The request
Search the entries below. Return every line that has "Kindergarten" in it.
****************
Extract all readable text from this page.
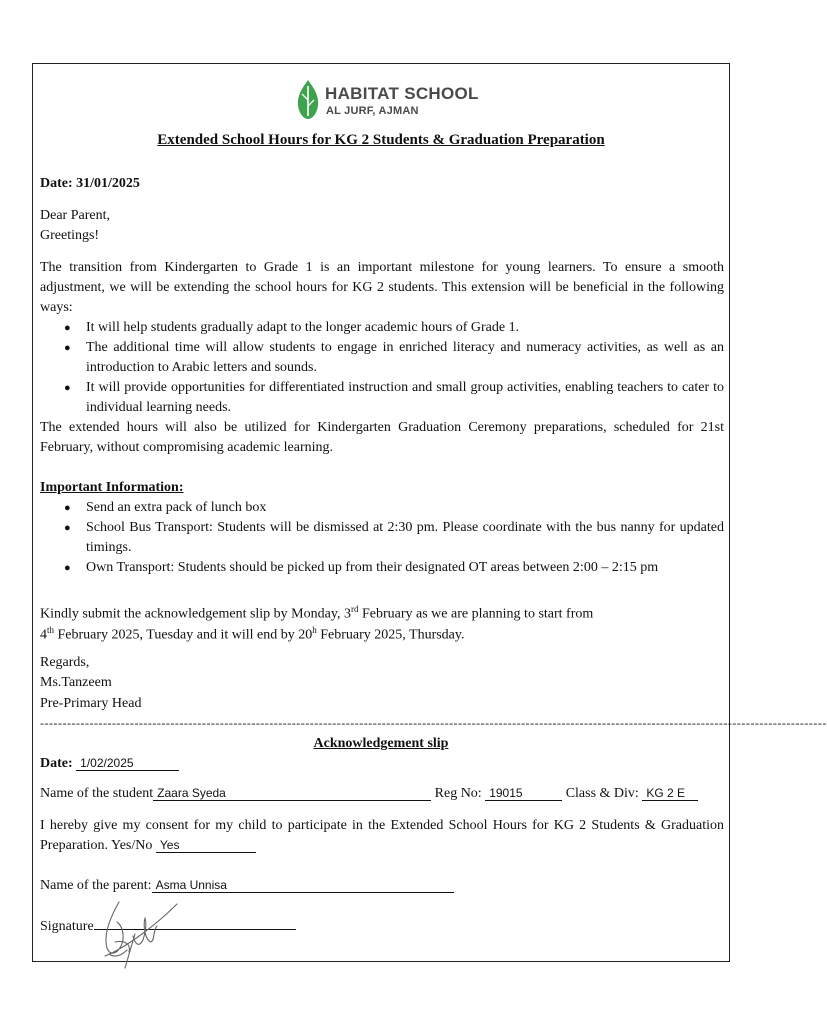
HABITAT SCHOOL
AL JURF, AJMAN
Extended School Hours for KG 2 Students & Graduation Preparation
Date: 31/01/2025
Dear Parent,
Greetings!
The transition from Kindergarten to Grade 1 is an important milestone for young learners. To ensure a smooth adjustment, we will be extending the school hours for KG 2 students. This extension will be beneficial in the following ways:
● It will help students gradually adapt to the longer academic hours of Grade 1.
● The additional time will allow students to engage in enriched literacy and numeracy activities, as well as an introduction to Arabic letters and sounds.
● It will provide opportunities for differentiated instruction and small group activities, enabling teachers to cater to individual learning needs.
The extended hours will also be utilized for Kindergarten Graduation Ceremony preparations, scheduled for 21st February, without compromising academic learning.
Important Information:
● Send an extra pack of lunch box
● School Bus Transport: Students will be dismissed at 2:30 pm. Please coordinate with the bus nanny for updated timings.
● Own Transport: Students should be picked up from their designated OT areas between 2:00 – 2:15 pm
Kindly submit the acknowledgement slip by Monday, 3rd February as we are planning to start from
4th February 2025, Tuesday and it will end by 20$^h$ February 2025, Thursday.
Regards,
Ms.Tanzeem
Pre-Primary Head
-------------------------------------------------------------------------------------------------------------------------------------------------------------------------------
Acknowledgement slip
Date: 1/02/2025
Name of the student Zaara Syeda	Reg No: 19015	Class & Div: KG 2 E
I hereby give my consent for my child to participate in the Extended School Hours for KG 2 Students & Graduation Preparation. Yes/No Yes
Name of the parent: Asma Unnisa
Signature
****************
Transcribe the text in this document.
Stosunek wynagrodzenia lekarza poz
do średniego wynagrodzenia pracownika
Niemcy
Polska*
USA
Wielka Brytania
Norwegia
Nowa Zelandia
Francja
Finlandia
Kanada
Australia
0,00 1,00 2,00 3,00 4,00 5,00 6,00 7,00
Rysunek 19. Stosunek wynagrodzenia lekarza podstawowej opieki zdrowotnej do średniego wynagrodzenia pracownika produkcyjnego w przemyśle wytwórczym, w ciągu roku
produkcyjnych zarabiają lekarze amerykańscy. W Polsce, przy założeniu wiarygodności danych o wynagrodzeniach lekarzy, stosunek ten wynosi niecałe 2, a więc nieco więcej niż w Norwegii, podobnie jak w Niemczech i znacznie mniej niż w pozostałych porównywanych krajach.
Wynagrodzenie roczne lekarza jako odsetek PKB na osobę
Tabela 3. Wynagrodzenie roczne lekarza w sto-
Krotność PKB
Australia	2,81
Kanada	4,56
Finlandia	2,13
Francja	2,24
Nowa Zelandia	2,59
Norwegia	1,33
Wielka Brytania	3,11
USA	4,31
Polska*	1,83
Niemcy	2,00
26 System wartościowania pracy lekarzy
****************
Answer for this exercise
The transition from Kindergarten to Grade 1 is an important milestone for young learners. To ensure a smooth adjustment, we will be extending the school hours for KG 2 students. This extension will be beneficial in the following ways:
The extended hours will also be utilized for Kindergarten Graduation Ceremony preparations, scheduled for 21st February, without compromising academic learning.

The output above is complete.